(Goal)
In the entries that follow, how many lines contain the word "Untitled"? Answer with the number only.

Stored entries:

Start

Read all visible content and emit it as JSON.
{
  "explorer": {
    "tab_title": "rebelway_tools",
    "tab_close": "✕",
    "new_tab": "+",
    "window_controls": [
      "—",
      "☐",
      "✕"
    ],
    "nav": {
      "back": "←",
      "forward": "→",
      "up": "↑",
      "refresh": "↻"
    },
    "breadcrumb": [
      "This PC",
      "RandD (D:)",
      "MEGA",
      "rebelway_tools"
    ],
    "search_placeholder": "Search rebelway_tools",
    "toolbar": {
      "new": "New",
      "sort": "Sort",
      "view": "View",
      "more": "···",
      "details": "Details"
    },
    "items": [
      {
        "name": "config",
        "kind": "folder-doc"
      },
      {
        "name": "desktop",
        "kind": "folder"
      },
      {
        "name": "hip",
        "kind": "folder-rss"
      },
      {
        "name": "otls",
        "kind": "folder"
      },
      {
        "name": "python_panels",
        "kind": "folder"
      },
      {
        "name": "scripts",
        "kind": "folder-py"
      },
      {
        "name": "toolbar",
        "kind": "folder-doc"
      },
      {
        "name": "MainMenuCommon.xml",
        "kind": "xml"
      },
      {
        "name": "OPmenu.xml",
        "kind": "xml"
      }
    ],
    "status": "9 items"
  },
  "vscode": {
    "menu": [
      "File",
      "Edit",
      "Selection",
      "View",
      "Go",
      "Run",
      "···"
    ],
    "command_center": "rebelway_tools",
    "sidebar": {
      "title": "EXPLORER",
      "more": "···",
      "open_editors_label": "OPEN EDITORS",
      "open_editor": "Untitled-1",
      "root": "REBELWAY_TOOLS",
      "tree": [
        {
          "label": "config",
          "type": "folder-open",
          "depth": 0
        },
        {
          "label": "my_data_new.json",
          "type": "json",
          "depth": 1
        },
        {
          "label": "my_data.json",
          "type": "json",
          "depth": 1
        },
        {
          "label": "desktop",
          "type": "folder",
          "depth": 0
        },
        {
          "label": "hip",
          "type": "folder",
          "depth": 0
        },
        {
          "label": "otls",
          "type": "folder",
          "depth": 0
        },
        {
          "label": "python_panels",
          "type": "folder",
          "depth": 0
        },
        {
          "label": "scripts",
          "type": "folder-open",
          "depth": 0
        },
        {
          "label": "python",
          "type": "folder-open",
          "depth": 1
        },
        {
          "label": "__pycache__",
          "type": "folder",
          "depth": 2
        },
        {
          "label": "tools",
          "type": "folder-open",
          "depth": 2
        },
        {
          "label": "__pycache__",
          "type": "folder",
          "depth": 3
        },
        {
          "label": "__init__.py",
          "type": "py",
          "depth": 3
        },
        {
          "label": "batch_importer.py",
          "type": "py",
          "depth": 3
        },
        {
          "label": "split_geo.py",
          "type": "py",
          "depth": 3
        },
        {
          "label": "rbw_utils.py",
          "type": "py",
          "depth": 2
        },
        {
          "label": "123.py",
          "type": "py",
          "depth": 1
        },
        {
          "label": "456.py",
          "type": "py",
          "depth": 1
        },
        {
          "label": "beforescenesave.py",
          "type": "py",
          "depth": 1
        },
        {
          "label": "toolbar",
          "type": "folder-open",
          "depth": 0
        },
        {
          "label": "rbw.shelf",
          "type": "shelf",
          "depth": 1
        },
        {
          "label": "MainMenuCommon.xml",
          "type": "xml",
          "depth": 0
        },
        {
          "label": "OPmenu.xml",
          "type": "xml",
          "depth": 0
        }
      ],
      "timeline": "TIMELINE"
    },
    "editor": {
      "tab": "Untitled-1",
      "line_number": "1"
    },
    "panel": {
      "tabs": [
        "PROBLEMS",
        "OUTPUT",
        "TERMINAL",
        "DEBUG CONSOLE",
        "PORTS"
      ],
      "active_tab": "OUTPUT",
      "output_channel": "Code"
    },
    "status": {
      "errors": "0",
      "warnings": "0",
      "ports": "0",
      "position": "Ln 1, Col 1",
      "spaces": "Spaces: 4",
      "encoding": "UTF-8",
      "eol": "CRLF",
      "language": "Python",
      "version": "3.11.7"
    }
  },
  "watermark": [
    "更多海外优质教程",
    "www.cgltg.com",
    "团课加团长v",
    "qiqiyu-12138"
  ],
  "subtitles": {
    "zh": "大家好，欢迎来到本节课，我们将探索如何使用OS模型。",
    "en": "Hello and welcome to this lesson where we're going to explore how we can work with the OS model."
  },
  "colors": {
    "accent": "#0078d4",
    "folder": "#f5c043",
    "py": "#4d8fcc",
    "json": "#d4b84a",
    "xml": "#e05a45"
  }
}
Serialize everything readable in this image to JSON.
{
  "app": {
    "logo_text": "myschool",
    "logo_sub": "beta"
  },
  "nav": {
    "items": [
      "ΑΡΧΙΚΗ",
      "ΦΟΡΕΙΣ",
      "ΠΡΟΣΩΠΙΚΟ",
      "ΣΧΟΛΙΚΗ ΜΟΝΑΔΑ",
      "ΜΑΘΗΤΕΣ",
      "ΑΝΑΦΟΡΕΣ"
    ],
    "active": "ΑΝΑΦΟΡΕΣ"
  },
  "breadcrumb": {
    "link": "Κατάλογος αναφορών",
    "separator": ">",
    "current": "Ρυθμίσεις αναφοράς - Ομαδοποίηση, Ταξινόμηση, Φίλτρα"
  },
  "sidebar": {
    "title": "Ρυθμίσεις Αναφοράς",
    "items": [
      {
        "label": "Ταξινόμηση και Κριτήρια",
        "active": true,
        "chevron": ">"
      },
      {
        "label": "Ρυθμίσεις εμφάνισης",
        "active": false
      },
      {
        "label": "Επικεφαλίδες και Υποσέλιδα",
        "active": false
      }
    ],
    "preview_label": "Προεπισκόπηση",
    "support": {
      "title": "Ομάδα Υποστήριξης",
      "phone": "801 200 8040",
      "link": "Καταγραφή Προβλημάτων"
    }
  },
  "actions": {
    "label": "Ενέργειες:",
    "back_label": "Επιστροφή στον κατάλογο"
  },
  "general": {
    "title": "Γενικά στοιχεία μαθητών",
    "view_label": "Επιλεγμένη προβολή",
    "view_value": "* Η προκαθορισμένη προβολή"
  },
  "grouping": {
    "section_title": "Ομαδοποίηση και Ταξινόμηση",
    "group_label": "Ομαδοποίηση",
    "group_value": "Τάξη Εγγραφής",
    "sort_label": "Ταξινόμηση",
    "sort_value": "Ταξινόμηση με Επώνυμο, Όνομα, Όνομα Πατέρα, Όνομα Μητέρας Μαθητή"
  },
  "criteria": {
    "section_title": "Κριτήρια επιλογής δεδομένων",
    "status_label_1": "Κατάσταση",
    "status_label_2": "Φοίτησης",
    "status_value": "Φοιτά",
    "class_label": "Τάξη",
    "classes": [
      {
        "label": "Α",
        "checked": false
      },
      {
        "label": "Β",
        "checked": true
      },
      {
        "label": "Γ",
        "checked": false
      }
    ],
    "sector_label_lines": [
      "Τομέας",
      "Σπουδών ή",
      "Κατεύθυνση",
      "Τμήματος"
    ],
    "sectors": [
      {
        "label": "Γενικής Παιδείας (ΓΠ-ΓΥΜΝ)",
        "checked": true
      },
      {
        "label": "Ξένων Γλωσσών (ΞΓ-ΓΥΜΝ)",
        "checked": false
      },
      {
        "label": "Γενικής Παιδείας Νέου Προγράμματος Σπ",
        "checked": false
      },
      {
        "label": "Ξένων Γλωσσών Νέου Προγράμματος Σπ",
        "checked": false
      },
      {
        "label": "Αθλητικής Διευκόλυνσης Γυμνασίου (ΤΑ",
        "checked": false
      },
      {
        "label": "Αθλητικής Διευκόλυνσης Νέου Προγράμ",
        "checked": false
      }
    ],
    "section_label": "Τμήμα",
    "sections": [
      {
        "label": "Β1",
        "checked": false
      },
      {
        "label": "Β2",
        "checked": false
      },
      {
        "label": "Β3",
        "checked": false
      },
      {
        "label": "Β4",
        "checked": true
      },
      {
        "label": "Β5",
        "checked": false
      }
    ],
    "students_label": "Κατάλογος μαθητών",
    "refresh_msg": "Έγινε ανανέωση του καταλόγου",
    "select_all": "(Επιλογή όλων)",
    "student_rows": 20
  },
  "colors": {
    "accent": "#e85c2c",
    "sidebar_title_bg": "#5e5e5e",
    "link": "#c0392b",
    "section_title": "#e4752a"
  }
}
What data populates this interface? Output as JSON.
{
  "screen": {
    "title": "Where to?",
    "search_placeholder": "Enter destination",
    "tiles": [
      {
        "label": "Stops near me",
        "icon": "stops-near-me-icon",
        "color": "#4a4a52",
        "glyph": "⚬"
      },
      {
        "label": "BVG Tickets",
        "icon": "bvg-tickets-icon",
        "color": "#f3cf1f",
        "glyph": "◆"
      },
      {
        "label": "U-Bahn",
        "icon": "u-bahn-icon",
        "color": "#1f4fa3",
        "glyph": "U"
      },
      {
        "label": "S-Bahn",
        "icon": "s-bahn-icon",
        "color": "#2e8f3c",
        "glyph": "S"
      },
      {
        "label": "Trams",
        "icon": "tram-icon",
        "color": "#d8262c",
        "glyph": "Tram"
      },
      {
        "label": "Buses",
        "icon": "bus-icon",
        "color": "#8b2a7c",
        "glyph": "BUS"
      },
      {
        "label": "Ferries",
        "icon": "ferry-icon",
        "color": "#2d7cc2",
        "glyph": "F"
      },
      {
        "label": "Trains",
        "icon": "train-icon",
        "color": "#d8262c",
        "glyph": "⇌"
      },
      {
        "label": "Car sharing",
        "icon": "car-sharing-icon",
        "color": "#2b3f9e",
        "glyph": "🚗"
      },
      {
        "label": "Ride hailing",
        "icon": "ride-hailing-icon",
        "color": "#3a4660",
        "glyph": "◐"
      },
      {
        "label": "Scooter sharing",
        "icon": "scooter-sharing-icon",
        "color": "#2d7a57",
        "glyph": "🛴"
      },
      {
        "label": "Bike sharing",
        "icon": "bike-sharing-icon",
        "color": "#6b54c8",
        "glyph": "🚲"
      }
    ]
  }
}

End

(Correct response)
2